▼

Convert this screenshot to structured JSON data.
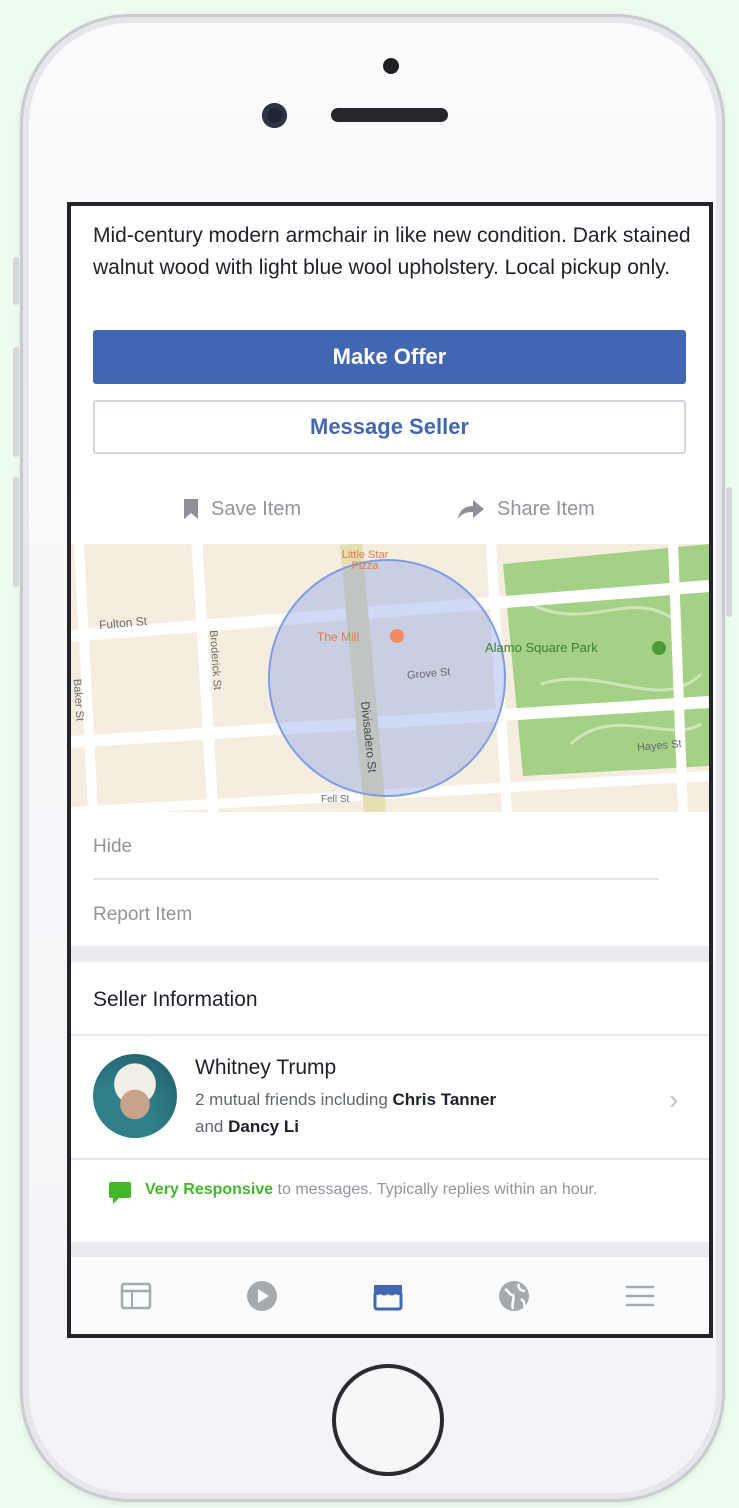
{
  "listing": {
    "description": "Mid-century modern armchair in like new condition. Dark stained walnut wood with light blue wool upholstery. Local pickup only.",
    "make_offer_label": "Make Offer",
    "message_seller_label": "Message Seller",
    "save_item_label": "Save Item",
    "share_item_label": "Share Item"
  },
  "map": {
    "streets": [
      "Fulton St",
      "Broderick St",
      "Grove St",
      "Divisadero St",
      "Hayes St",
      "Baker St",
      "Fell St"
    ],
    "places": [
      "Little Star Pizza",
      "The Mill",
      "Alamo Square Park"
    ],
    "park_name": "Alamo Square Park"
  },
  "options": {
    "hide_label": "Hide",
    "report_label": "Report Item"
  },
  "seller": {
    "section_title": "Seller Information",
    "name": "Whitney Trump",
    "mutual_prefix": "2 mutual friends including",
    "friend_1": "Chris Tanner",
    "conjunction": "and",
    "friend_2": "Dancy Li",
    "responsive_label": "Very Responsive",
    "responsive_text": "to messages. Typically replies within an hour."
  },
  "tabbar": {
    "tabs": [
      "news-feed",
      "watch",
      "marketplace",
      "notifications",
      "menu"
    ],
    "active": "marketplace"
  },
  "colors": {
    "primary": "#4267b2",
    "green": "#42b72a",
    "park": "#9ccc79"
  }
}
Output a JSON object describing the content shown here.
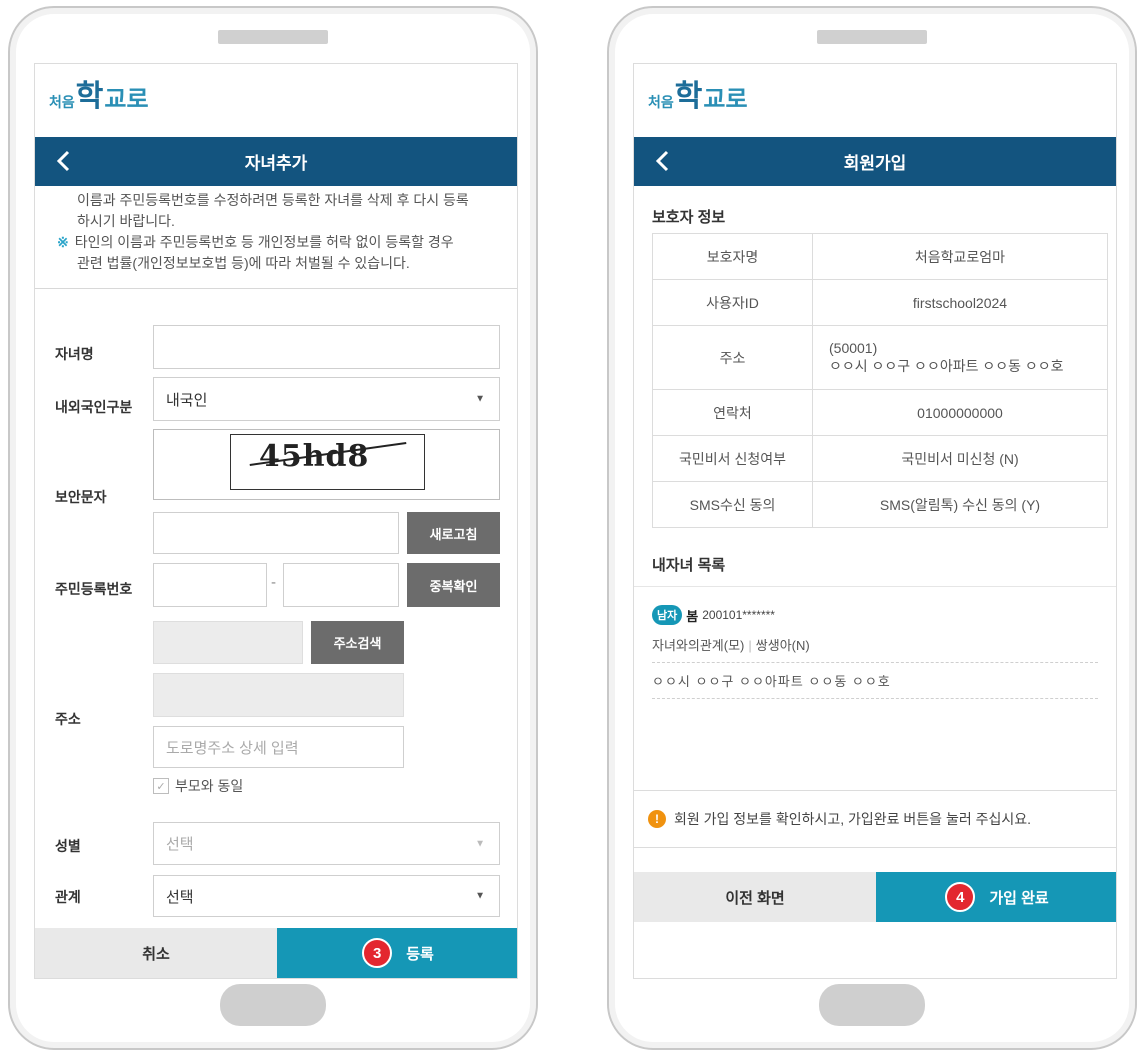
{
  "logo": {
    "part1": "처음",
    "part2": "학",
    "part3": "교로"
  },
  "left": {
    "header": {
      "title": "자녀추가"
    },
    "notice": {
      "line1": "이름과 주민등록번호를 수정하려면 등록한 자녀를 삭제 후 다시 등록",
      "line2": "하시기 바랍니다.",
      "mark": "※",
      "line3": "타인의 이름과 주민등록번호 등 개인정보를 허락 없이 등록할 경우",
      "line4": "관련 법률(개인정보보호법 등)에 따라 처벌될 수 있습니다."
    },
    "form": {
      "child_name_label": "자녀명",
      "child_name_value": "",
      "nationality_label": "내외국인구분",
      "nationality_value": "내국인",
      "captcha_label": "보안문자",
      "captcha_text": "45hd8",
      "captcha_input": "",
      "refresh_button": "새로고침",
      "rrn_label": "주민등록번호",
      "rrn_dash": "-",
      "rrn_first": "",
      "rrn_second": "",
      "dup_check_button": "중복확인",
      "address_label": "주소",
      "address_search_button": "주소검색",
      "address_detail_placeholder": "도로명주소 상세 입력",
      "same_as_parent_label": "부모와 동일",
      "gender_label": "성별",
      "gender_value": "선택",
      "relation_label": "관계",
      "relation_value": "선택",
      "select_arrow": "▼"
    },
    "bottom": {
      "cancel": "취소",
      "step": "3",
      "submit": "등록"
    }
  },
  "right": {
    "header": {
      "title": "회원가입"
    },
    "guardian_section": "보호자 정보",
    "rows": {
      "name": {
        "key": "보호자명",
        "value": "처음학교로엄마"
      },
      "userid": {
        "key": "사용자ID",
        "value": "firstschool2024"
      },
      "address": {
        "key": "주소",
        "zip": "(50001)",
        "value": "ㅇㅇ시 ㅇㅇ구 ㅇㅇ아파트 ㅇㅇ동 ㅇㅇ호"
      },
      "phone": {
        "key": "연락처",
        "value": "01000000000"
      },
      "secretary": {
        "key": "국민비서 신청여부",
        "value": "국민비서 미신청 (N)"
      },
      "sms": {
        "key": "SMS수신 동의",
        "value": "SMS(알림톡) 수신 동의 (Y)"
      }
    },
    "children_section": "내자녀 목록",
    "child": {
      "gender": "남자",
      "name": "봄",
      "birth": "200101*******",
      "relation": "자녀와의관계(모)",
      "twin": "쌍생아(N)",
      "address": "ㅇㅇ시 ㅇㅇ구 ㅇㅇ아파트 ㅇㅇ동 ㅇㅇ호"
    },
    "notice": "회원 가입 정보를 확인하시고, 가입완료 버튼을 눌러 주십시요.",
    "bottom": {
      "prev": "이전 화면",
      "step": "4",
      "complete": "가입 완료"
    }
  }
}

▲

* [Exercise directions]
List every line from the entries above in which "Alamo" appears.

* [Exercise result]
      "Alamo Square Park"
    "park_name": "Alamo Square Park"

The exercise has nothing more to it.